REQUIRED WORK.
Gather the lines below that include the string "Select", copying each in full.

---+---

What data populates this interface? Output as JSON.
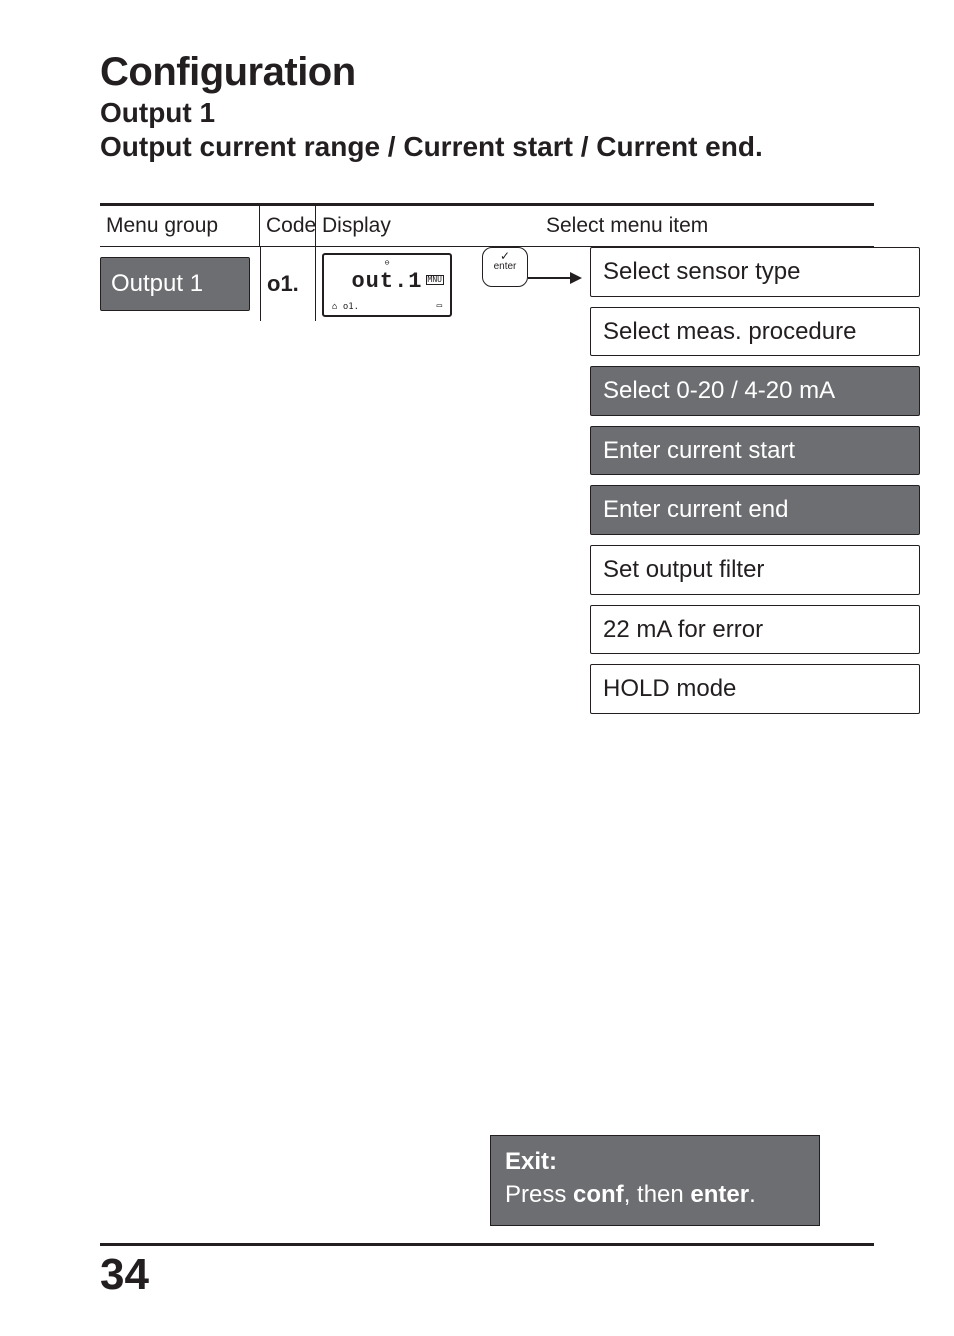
{
  "title": "Configuration",
  "subtitle1": "Output 1",
  "subtitle2": "Output current range / Current start / Current end.",
  "table_headers": {
    "menu_group": "Menu group",
    "code": "Code",
    "display": "Display",
    "select": "Select menu item"
  },
  "row": {
    "menu_group_label": "Output 1",
    "code": "o1.",
    "lcd": {
      "main": "out.1",
      "mnu": "MNU",
      "top_icon": "⊖",
      "bottom_left": "⌂  o1.",
      "bottom_right": "▭"
    },
    "enter_key": {
      "check": "✓",
      "label": "enter"
    }
  },
  "menu_items": [
    {
      "label": "Select sensor type",
      "dark": false
    },
    {
      "label": "Select meas. procedure",
      "dark": false
    },
    {
      "label": "Select 0-20 / 4-20 mA",
      "dark": true
    },
    {
      "label": "Enter current start",
      "dark": true
    },
    {
      "label": "Enter current end",
      "dark": true
    },
    {
      "label": "Set output filter",
      "dark": false
    },
    {
      "label": "22 mA for error",
      "dark": false
    },
    {
      "label": "HOLD mode",
      "dark": false
    }
  ],
  "exit": {
    "title": "Exit:",
    "line_prefix": "Press ",
    "conf": "conf",
    "middle": ", then ",
    "enter": "enter",
    "suffix": "."
  },
  "page_number": "34",
  "colors": {
    "dark_box_bg": "#6d6e71",
    "dark_box_text": "#ffffff",
    "text": "#231f20",
    "bg": "#ffffff"
  }
}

---+---

OUTPUT OF THE EXERCISE.
    "select": "Select menu item"
      "label": "Select sensor type",
      "label": "Select meas. procedure",
      "label": "Select 0-20 / 4-20 mA",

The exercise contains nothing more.